**THE DATA:**
-=-=-
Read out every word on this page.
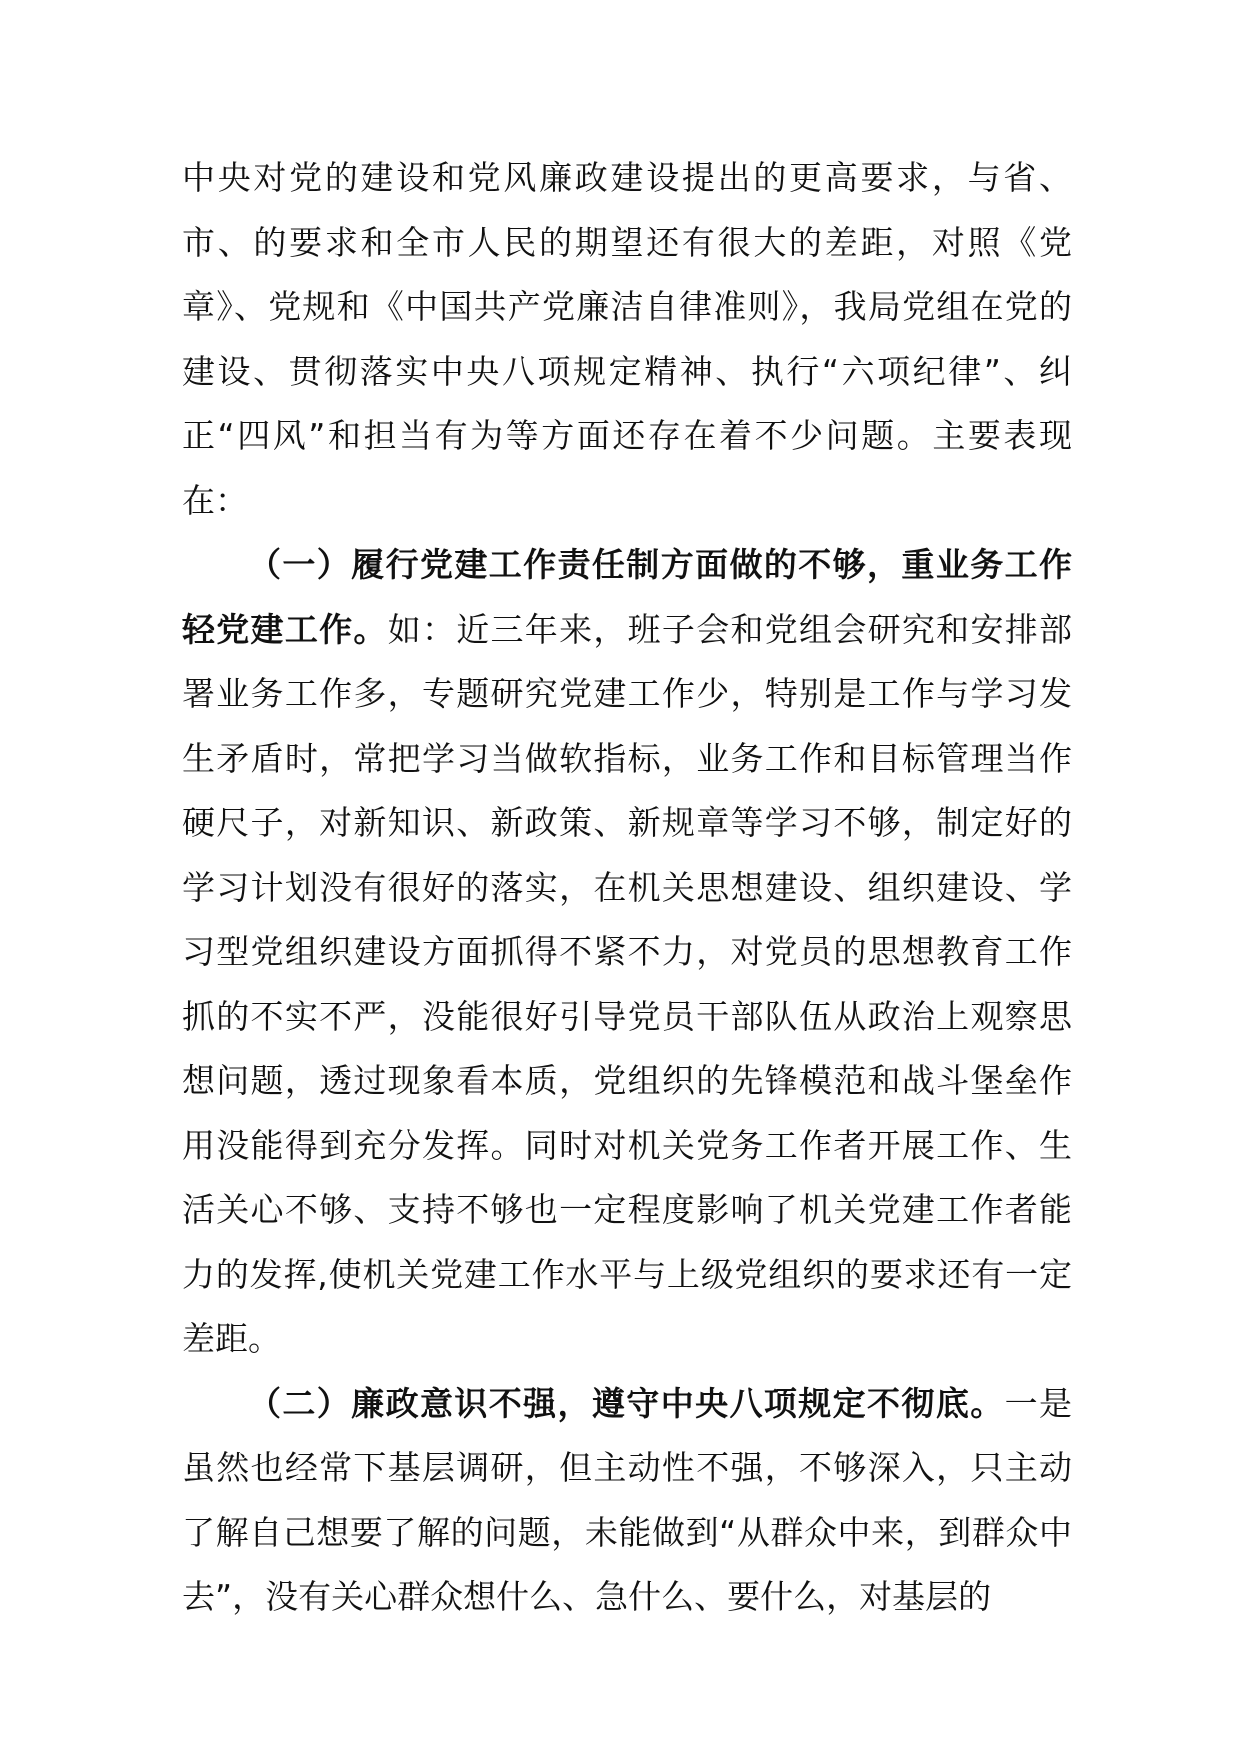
中央对党的建设和党风廉政建设提出的更高要求，与省、市、的要求和全市人民的期望还有很大的差距，对照《党章》、党规和《中国共产党廉洁自律准则》，我局党组在党的建设、贯彻落实中央八项规定精神、执行“六项纪律”、纠正“四风”和担当有为等方面还存在着不少问题。主要表现在：

（一）履行党建工作责任制方面做的不够，重业务工作轻党建工作。如：近三年来，班子会和党组会研究和安排部署业务工作多，专题研究党建工作少，特别是工作与学习发生矛盾时，常把学习当做软指标，业务工作和目标管理当作硬尺子，对新知识、新政策、新规章等学习不够，制定好的学习计划没有很好的落实，在机关思想建设、组织建设、学习型党组织建设方面抓得不紧不力，对党员的思想教育工作抓的不实不严，没能很好引导党员干部队伍从政治上观察思想问题，透过现象看本质，党组织的先锋模范和战斗堡垒作用没能得到充分发挥。同时对机关党务工作者开展工作、生活关心不够、支持不够也一定程度影响了机关党建工作者能力的发挥,使机关党建工作水平与上级党组织的要求还有一定差距。

（二）廉政意识不强，遵守中央八项规定不彻底。一是虽然也经常下基层调研，但主动性不强，不够深入，只主动了解自己想要了解的问题，未能做到“从群众中来，到群众中去”，没有关心群众想什么、急什么、要什么，对基层的
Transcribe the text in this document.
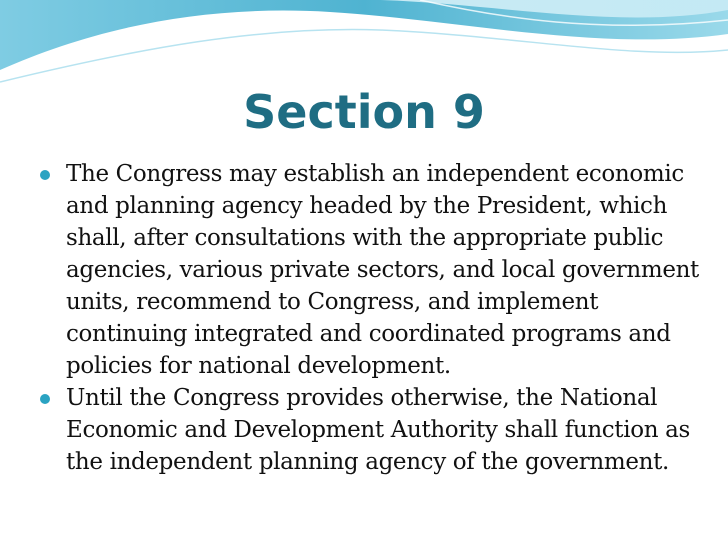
Section 9
The Congress may establish an independent economic and planning agency headed by the President, which shall, after consultations with the appropriate public agencies, various private sectors, and local government units, recommend to Congress, and implement continuing integrated and coordinated programs and policies for national development.
Until the Congress provides otherwise, the National Economic and Development Authority shall function as the independent planning agency of the government.
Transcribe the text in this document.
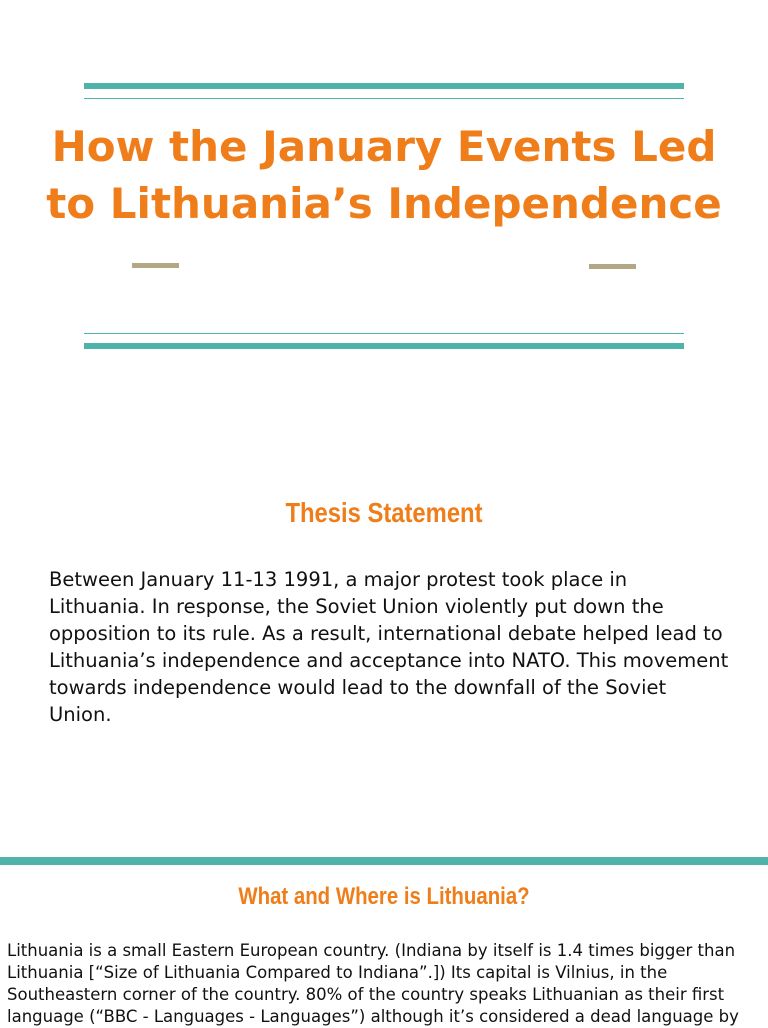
How the January Events Led
to Lithuania’s Independence
Thesis Statement

Between January 11-13 1991, a major protest took place in Lithuania. In response, the Soviet Union violently put down the opposition to its rule. As a result, international debate helped lead to Lithuania’s independence and acceptance into NATO. This movement towards independence would lead to the downfall of the Soviet Union.

What and Where is Lithuania?

Lithuania is a small Eastern European country. (Indiana by itself is 1.4 times bigger than Lithuania [“Size of Lithuania Compared to Indiana”.]) Its capital is Vilnius, in the Southeastern corner of the country. 80% of the country speaks Lithuanian as their first language (“BBC - Languages - Languages”) although it’s considered a dead language by
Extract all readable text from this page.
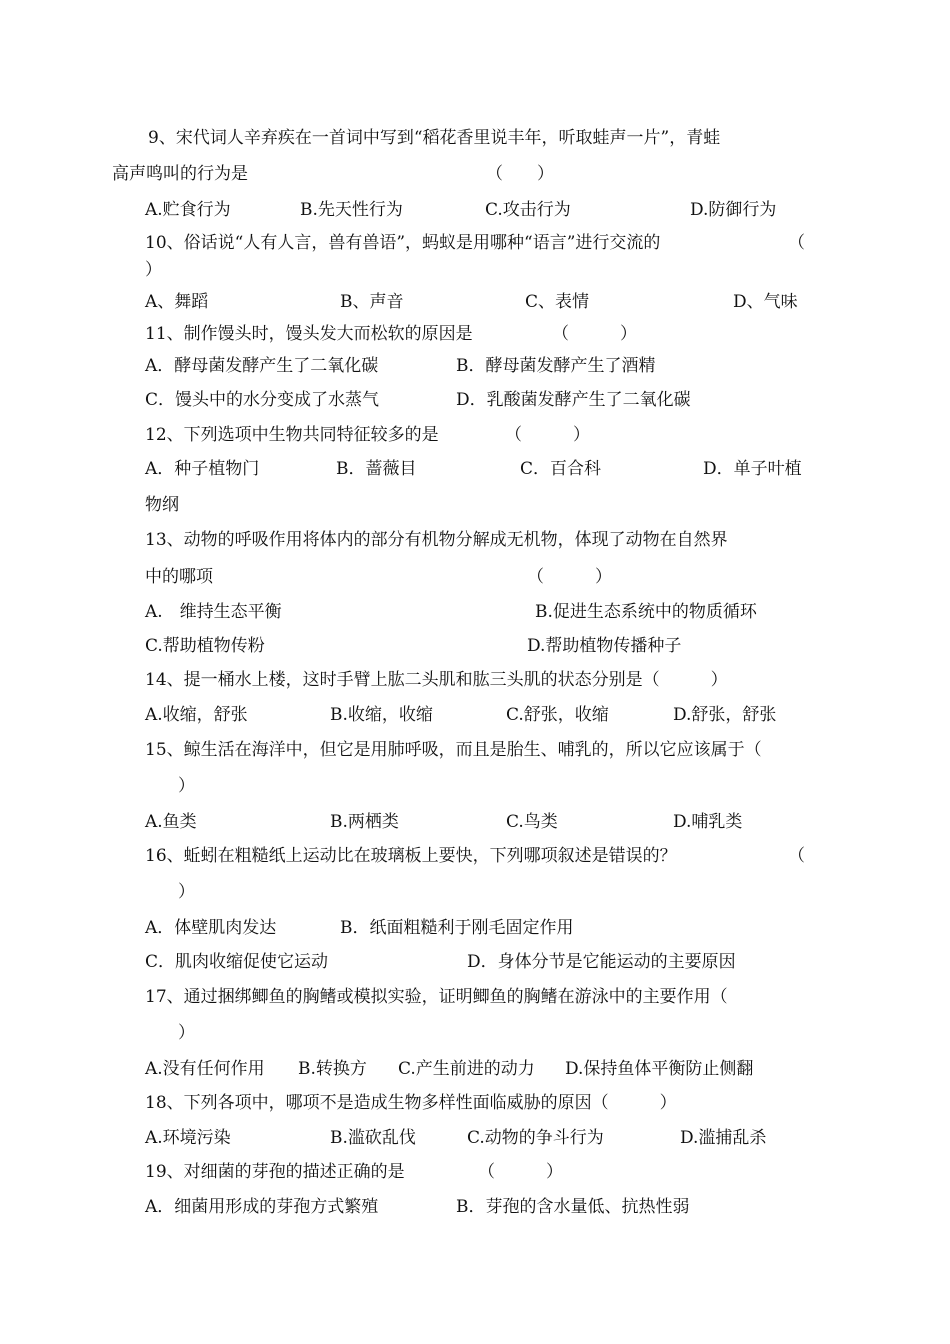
9、宋代词人辛弃疾在一首词中写到“稻花香里说丰年，听取蛙声一片”，青蛙
高声鸣叫的行为是	（　　）
A.贮食行为	B.先天性行为	C.攻击行为	D.防御行为
10、俗话说“人有人言，兽有兽语”，蚂蚁是用哪种“语言”进行交流的	（
）
A、舞蹈	B、声音	C、表情	D、气味
11、制作馒头时，馒头发大而松软的原因是	（　　　）
A．酵母菌发酵产生了二氧化碳	B．酵母菌发酵产生了酒精
C．馒头中的水分变成了水蒸气	D．乳酸菌发酵产生了二氧化碳
12、下列选项中生物共同特征较多的是	（　　　）
A．种子植物门	B．蔷薇目	C．百合科	D．单子叶植
物纲
13、动物的呼吸作用将体内的部分有机物分解成无机物，体现了动物在自然界
中的哪项	（　　　）
A.　维持生态平衡	B.促进生态系统中的物质循环
C.帮助植物传粉	D.帮助植物传播种子
14、提一桶水上楼，这时手臂上肱二头肌和肱三头肌的状态分别是（　　　）
A.收缩，舒张	B.收缩，收缩	C.舒张，收缩	D.舒张，舒张
15、鲸生活在海洋中，但它是用肺呼吸，而且是胎生、哺乳的，所以它应该属于（
）
A.鱼类	B.两栖类	C.鸟类	D.哺乳类
16、蚯蚓在粗糙纸上运动比在玻璃板上要快，下列哪项叙述是错误的？	（
）
A．体壁肌肉发达	B．纸面粗糙利于刚毛固定作用
C．肌肉收缩促使它运动	D．身体分节是它能运动的主要原因
17、通过捆绑鲫鱼的胸鳍或模拟实验，证明鲫鱼的胸鳍在游泳中的主要作用（
）
A.没有任何作用 B.转换方 C.产生前进的动力 D.保持鱼体平衡防止侧翻
18、下列各项中，哪项不是造成生物多样性面临威胁的原因（　　　）
A.环境污染	B.滥砍乱伐	C.动物的争斗行为	D.滥捕乱杀
19、对细菌的芽孢的描述正确的是	（　　　）
A．细菌用形成的芽孢方式繁殖	B．芽孢的含水量低、抗热性弱
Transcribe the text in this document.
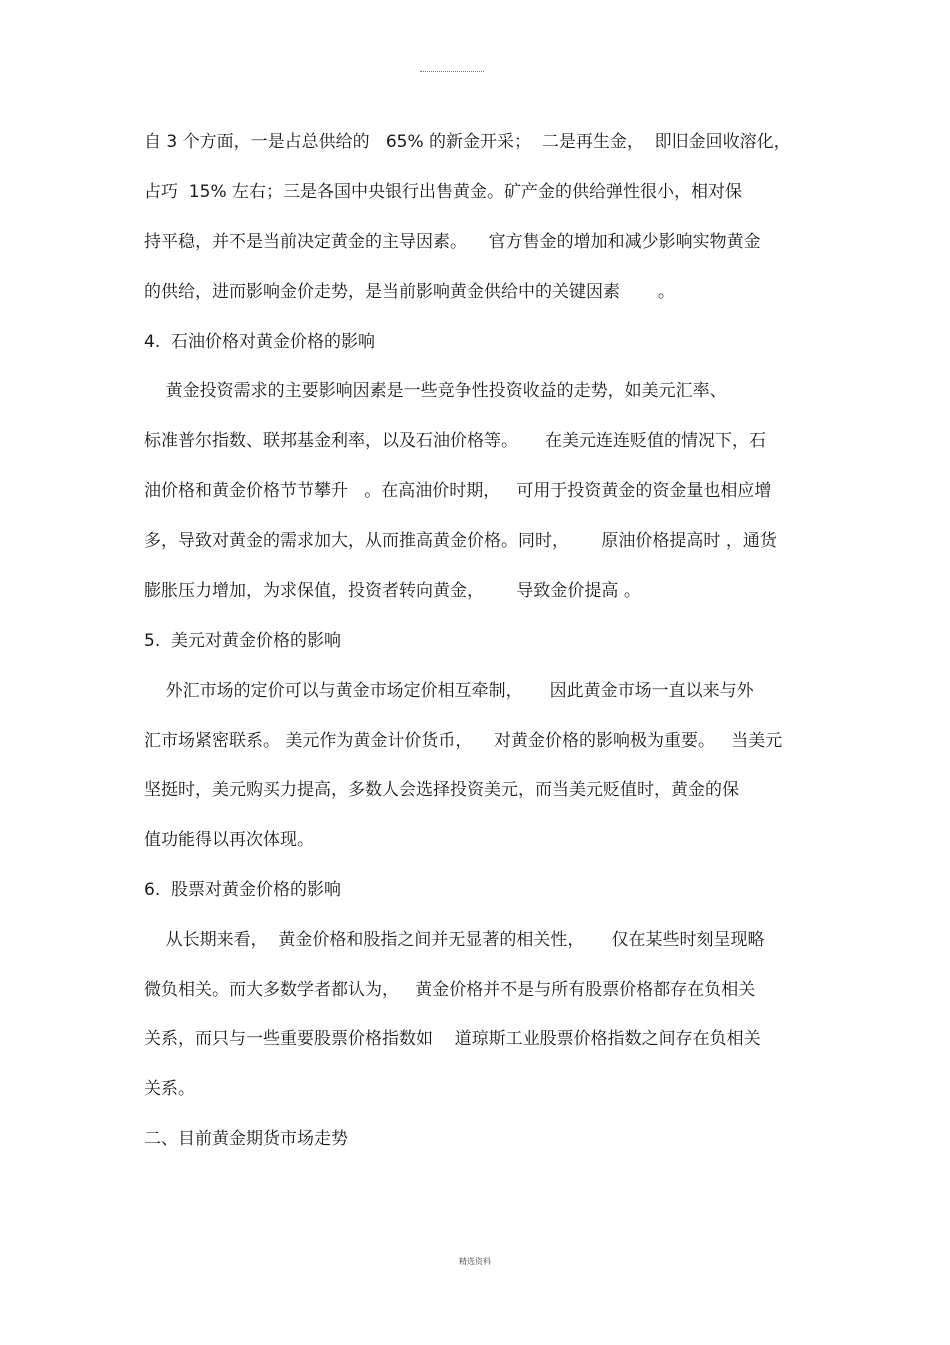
自 3 个方面，一是占总供给的   65% 的新金开采；  二是再生金，  即旧金回收溶化，
占巧  15% 左右；三是各国中央银行出售黄金。矿产金的供给弹性很小，相对保
持平稳，并不是当前决定黄金的主导因素。    官方售金的增加和减少影响实物黄金
的供给，进而影响金价走势，是当前影响黄金供给中的关键因素       。
4.  石油价格对黄金价格的影响
黄金投资需求的主要影响因素是一些竞争性投资收益的走势，如美元汇率、
标准普尔指数、联邦基金利率，以及石油价格等。     在美元连连贬值的情况下，石
油价格和黄金价格节节攀升   。在高油价时期，   可用于投资黄金的资金量也相应增
多，导致对黄金的需求加大，从而推高黄金价格。同时，      原油价格提高时 ，通货
膨胀压力增加，为求保值，投资者转向黄金，      导致金价提高 。
5.  美元对黄金价格的影响
外汇市场的定价可以与黄金市场定价相互牵制，     因此黄金市场一直以来与外
汇市场紧密联系。 美元作为黄金计价货币，    对黄金价格的影响极为重要。   当美元
坚挺时，美元购买力提高，多数人会选择投资美元，而当美元贬值时，黄金的保
值功能得以再次体现。
6.  股票对黄金价格的影响
从长期来看，  黄金价格和股指之间并无显著的相关性，     仅在某些时刻呈现略
微负相关。而大多数学者都认为，   黄金价格并不是与所有股票价格都存在负相关
关系，而只与一些重要股票价格指数如    道琼斯工业股票价格指数之间存在负相关
关系。
二、目前黄金期货市场走势
精选资料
-=-=-
Copy each line of the listing that holds the word "January".

**ANSWER IN FULL:**
How the January Events Led
Between January 11-13 1991, a major protest took place in Lithuania. In response, the Soviet Union violently put down the opposition to its rule. As a result, international debate helped lead to Lithuania’s independence and acceptance into NATO. This movement towards independence would lead to the downfall of the Soviet Union.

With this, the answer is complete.